[start RECORDS PROVIDED]

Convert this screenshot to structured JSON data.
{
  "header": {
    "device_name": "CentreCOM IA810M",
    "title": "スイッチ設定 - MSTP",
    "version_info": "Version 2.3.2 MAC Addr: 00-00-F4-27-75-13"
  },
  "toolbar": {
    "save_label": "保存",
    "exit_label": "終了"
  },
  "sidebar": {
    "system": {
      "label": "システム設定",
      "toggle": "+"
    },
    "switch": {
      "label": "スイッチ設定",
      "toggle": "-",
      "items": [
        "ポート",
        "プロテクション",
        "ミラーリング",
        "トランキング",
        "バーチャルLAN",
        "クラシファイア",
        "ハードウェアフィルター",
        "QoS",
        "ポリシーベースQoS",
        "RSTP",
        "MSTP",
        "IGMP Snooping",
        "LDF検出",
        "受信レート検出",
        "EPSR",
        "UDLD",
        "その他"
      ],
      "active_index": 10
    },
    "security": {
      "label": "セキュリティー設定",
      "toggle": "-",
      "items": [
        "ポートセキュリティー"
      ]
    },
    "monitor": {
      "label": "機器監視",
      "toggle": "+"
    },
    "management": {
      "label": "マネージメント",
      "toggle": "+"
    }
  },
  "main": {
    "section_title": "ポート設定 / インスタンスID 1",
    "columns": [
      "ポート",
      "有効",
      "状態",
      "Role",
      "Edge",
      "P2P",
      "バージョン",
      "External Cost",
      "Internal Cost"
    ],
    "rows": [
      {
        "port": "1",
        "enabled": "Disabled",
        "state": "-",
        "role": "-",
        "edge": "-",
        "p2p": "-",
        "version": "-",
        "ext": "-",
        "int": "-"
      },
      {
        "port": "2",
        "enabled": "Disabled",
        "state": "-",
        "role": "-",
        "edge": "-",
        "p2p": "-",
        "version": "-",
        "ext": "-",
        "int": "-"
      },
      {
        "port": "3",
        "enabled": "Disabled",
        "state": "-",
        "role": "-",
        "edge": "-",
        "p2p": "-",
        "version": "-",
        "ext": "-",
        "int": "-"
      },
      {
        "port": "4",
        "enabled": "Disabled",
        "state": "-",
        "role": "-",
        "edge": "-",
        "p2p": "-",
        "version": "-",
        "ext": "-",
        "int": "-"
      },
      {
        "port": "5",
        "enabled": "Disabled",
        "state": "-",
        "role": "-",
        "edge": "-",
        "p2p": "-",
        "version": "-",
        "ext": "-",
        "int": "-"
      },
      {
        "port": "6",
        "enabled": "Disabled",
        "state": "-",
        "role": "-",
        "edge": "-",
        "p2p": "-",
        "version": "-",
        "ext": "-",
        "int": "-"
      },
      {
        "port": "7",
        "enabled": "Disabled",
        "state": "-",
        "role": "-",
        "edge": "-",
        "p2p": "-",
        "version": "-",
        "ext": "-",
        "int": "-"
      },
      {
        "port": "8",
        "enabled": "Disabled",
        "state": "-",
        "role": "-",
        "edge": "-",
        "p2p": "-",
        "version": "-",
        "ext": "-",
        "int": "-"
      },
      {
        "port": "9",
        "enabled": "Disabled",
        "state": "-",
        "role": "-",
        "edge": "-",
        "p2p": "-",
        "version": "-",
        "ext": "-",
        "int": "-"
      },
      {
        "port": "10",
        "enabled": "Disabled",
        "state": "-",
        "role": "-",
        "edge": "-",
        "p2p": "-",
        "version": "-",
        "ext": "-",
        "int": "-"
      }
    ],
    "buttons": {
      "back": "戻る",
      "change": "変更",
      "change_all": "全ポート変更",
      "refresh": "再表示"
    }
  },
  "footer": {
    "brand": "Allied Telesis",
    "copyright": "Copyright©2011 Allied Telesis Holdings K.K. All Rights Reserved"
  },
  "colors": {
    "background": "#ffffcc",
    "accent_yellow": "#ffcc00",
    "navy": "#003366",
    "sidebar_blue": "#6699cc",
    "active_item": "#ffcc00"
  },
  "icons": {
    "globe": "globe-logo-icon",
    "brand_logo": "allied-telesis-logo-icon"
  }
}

[end RECORDS PROVIDED]

Each line above must be reproduced exactly as it stands.

### THE SOLUTION
Convert this screenshot to structured JSON data.
{
  "header": {
    "device_name": "CentreCOM IA810M",
    "title": "スイッチ設定 - MSTP",
    "version_info": "Version 2.3.2 MAC Addr: 00-00-F4-27-75-13"
  },
  "toolbar": {
    "save_label": "保存",
    "exit_label": "終了"
  },
  "sidebar": {
    "system": {
      "label": "システム設定",
      "toggle": "+"
    },
    "switch": {
      "label": "スイッチ設定",
      "toggle": "-",
      "items": [
        "ポート",
        "プロテクション",
        "ミラーリング",
        "トランキング",
        "バーチャルLAN",
        "クラシファイア",
        "ハードウェアフィルター",
        "QoS",
        "ポリシーベースQoS",
        "RSTP",
        "MSTP",
        "IGMP Snooping",
        "LDF検出",
        "受信レート検出",
        "EPSR",
        "UDLD",
        "その他"
      ],
      "active_index": 10
    },
    "security": {
      "label": "セキュリティー設定",
      "toggle": "-",
      "items": [
        "ポートセキュリティー"
      ]
    },
    "monitor": {
      "label": "機器監視",
      "toggle": "+"
    },
    "management": {
      "label": "マネージメント",
      "toggle": "+"
    }
  },
  "main": {
    "section_title": "ポート設定 / インスタンスID 1",
    "columns": [
      "ポート",
      "有効",
      "状態",
      "Role",
      "Edge",
      "P2P",
      "バージョン",
      "External Cost",
      "Internal Cost"
    ],
    "rows": [
      {
        "port": "1",
        "enabled": "Disabled",
        "state": "-",
        "role": "-",
        "edge": "-",
        "p2p": "-",
        "version": "-",
        "ext": "-",
        "int": "-"
      },
      {
        "port": "2",
        "enabled": "Disabled",
        "state": "-",
        "role": "-",
        "edge": "-",
        "p2p": "-",
        "version": "-",
        "ext": "-",
        "int": "-"
      },
      {
        "port": "3",
        "enabled": "Disabled",
        "state": "-",
        "role": "-",
        "edge": "-",
        "p2p": "-",
        "version": "-",
        "ext": "-",
        "int": "-"
      },
      {
        "port": "4",
        "enabled": "Disabled",
        "state": "-",
        "role": "-",
        "edge": "-",
        "p2p": "-",
        "version": "-",
        "ext": "-",
        "int": "-"
      },
      {
        "port": "5",
        "enabled": "Disabled",
        "state": "-",
        "role": "-",
        "edge": "-",
        "p2p": "-",
        "version": "-",
        "ext": "-",
        "int": "-"
      },
      {
        "port": "6",
        "enabled": "Disabled",
        "state": "-",
        "role": "-",
        "edge": "-",
        "p2p": "-",
        "version": "-",
        "ext": "-",
        "int": "-"
      },
      {
        "port": "7",
        "enabled": "Disabled",
        "state": "-",
        "role": "-",
        "edge": "-",
        "p2p": "-",
        "version": "-",
        "ext": "-",
        "int": "-"
      },
      {
        "port": "8",
        "enabled": "Disabled",
        "state": "-",
        "role": "-",
        "edge": "-",
        "p2p": "-",
        "version": "-",
        "ext": "-",
        "int": "-"
      },
      {
        "port": "9",
        "enabled": "Disabled",
        "state": "-",
        "role": "-",
        "edge": "-",
        "p2p": "-",
        "version": "-",
        "ext": "-",
        "int": "-"
      },
      {
        "port": "10",
        "enabled": "Disabled",
        "state": "-",
        "role": "-",
        "edge": "-",
        "p2p": "-",
        "version": "-",
        "ext": "-",
        "int": "-"
      }
    ],
    "buttons": {
      "back": "戻る",
      "change": "変更",
      "change_all": "全ポート変更",
      "refresh": "再表示"
    }
  },
  "footer": {
    "brand": "Allied Telesis",
    "copyright": "Copyright©2011 Allied Telesis Holdings K.K. All Rights Reserved"
  },
  "colors": {
    "background": "#ffffcc",
    "accent_yellow": "#ffcc00",
    "navy": "#003366",
    "sidebar_blue": "#6699cc",
    "active_item": "#ffcc00"
  },
  "icons": {
    "globe": "globe-logo-icon",
    "brand_logo": "allied-telesis-logo-icon"
  }
}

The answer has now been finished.